Go through the listing below and return each line that includes "Vergiss".

--------------------

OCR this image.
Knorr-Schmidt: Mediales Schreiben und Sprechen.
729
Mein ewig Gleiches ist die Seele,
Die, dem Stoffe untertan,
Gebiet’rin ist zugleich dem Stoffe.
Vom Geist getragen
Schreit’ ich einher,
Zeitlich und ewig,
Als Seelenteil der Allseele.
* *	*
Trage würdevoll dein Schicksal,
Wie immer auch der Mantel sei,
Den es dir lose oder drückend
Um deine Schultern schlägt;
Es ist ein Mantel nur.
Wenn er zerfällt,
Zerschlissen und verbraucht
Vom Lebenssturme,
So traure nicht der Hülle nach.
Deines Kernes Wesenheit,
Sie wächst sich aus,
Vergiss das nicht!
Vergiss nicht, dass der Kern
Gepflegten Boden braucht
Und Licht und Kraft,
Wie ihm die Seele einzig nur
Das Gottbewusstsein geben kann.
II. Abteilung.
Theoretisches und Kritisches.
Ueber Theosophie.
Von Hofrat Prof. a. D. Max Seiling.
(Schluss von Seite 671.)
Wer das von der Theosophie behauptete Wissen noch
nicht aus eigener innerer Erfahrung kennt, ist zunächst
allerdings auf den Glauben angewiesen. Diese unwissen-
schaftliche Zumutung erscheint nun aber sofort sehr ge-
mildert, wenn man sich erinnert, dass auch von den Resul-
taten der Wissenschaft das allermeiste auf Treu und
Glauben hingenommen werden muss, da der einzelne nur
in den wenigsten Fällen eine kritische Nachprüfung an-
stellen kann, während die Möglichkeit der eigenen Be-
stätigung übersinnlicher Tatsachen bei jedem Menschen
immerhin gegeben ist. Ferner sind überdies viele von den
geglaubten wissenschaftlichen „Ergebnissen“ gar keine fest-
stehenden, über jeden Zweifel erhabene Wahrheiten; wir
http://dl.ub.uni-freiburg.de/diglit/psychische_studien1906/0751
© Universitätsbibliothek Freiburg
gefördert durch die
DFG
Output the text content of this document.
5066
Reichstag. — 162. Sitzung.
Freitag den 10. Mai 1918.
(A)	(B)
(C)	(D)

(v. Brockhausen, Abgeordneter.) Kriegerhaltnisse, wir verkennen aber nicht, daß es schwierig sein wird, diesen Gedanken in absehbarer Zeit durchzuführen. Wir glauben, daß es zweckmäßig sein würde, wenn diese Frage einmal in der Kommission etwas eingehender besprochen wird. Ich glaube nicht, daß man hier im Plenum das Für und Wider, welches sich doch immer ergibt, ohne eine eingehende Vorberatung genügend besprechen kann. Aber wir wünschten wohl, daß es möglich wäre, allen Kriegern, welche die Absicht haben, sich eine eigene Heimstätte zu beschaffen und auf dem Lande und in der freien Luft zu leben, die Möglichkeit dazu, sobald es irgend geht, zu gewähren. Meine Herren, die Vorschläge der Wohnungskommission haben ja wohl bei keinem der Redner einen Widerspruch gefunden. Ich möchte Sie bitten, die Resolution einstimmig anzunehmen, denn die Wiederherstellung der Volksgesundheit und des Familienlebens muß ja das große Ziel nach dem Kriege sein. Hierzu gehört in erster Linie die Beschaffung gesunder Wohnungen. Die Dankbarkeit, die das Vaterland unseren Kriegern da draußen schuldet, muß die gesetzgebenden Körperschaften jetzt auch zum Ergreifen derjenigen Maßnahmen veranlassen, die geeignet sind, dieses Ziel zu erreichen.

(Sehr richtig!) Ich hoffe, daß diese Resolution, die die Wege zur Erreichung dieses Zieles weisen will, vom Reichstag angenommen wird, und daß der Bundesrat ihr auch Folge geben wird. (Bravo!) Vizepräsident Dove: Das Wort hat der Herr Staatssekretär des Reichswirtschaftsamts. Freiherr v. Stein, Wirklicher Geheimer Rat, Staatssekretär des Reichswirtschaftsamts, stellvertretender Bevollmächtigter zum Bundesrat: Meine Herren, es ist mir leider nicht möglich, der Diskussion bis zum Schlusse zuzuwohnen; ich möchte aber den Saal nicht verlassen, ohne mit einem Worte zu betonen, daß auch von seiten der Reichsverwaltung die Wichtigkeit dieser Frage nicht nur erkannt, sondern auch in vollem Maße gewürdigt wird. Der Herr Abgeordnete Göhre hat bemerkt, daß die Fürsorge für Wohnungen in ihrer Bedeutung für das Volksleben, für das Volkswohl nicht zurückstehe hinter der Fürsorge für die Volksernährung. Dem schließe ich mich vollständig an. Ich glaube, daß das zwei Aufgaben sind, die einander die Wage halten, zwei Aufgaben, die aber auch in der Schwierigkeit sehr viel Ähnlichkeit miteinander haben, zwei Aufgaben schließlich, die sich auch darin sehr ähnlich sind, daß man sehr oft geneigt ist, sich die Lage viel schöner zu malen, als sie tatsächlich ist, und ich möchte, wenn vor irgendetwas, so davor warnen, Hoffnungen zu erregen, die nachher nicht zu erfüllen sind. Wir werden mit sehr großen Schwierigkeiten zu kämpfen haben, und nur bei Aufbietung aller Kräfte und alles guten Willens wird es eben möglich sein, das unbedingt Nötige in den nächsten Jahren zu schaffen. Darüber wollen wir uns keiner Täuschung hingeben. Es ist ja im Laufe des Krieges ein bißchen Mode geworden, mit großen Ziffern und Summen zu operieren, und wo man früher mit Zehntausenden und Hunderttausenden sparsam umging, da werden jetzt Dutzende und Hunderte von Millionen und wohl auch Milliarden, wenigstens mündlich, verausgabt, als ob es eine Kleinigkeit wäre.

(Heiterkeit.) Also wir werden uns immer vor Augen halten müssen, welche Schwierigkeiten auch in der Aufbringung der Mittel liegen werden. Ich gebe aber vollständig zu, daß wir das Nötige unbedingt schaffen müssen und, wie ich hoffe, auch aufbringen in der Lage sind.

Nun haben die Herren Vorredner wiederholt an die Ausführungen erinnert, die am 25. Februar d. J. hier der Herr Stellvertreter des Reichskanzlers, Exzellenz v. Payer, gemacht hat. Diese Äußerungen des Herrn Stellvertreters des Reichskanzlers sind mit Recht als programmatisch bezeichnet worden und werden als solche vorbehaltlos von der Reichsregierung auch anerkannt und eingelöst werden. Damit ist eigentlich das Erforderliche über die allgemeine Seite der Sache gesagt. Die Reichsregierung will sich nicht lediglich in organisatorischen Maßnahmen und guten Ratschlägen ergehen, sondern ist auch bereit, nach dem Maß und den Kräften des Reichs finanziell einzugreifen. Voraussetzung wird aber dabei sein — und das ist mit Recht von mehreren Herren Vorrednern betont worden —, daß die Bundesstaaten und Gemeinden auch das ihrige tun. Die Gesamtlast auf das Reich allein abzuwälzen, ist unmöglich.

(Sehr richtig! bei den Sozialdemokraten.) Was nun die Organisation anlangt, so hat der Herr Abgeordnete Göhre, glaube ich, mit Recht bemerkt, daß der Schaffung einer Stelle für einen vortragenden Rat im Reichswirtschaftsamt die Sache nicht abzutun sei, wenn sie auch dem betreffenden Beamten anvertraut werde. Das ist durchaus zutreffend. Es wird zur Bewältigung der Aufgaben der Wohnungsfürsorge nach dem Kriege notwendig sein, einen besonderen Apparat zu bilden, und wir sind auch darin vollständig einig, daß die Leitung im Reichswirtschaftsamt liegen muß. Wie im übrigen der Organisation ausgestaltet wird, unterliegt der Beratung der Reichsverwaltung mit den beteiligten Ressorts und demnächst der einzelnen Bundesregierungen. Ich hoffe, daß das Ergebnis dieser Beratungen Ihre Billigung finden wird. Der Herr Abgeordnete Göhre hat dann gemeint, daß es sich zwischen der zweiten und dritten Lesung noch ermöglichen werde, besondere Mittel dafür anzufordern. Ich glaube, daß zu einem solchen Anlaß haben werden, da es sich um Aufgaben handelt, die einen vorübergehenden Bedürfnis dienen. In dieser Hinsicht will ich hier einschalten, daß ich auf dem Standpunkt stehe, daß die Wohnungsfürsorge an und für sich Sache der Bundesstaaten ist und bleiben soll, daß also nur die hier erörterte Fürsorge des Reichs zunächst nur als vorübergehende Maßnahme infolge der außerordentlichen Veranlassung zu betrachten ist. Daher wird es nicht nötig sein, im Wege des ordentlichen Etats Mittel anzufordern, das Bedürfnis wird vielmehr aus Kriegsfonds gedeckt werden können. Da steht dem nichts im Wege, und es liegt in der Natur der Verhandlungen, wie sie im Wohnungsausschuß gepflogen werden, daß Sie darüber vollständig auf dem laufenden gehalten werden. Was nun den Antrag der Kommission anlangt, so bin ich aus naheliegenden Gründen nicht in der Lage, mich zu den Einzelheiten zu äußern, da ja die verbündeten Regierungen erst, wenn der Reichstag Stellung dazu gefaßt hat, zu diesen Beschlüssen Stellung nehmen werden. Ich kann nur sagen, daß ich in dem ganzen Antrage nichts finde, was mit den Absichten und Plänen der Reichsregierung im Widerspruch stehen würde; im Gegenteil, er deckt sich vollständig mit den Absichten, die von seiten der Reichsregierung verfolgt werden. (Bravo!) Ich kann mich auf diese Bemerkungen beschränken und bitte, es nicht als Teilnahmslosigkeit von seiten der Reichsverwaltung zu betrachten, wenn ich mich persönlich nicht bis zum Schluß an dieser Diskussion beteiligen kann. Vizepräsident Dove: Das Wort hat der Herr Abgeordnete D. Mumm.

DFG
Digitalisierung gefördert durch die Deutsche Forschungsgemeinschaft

--------------------

* Output for this task *
Vergiss das nicht!
Vergiss nicht, dass der Kern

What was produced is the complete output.